• [What you will do] Without the images, write out all of the following entries exactly.

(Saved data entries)
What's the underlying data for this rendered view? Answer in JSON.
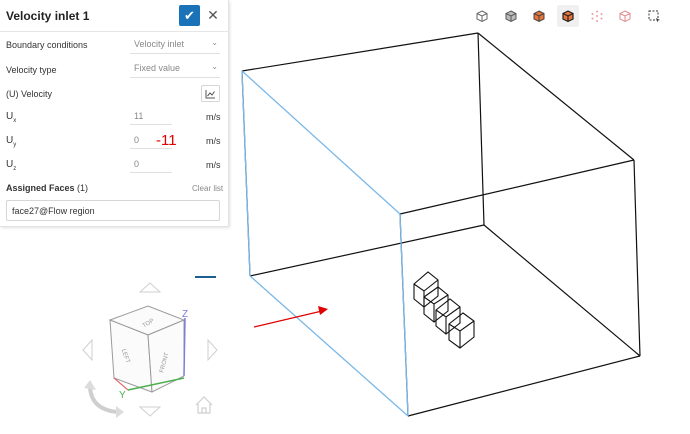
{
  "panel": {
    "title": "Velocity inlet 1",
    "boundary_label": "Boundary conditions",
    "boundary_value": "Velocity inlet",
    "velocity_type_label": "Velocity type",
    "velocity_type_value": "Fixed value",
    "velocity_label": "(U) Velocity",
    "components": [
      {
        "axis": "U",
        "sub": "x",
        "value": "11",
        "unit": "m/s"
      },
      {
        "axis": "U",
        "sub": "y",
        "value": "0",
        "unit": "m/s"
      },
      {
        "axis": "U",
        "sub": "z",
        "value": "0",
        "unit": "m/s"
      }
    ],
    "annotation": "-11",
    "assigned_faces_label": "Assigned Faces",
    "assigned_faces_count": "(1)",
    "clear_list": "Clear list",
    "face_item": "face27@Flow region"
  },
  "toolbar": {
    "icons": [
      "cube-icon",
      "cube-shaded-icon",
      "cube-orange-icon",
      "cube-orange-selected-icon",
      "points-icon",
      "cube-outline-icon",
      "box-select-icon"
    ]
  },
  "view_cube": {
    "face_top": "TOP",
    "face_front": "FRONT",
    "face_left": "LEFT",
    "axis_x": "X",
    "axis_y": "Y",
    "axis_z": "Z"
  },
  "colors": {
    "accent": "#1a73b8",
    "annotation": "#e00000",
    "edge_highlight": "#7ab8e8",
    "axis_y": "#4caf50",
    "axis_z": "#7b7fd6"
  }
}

• [Written response]
What's the underlying data for this rendered view? Answer in JSON.
{
  "panel": {
    "title": "Velocity inlet 1",
    "boundary_label": "Boundary conditions",
    "boundary_value": "Velocity inlet",
    "velocity_type_label": "Velocity type",
    "velocity_type_value": "Fixed value",
    "velocity_label": "(U) Velocity",
    "components": [
      {
        "axis": "U",
        "sub": "x",
        "value": "11",
        "unit": "m/s"
      },
      {
        "axis": "U",
        "sub": "y",
        "value": "0",
        "unit": "m/s"
      },
      {
        "axis": "U",
        "sub": "z",
        "value": "0",
        "unit": "m/s"
      }
    ],
    "annotation": "-11",
    "assigned_faces_label": "Assigned Faces",
    "assigned_faces_count": "(1)",
    "clear_list": "Clear list",
    "face_item": "face27@Flow region"
  },
  "toolbar": {
    "icons": [
      "cube-icon",
      "cube-shaded-icon",
      "cube-orange-icon",
      "cube-orange-selected-icon",
      "points-icon",
      "cube-outline-icon",
      "box-select-icon"
    ]
  },
  "view_cube": {
    "face_top": "TOP",
    "face_front": "FRONT",
    "face_left": "LEFT",
    "axis_x": "X",
    "axis_y": "Y",
    "axis_z": "Z"
  },
  "colors": {
    "accent": "#1a73b8",
    "annotation": "#e00000",
    "edge_highlight": "#7ab8e8",
    "axis_y": "#4caf50",
    "axis_z": "#7b7fd6"
  }
}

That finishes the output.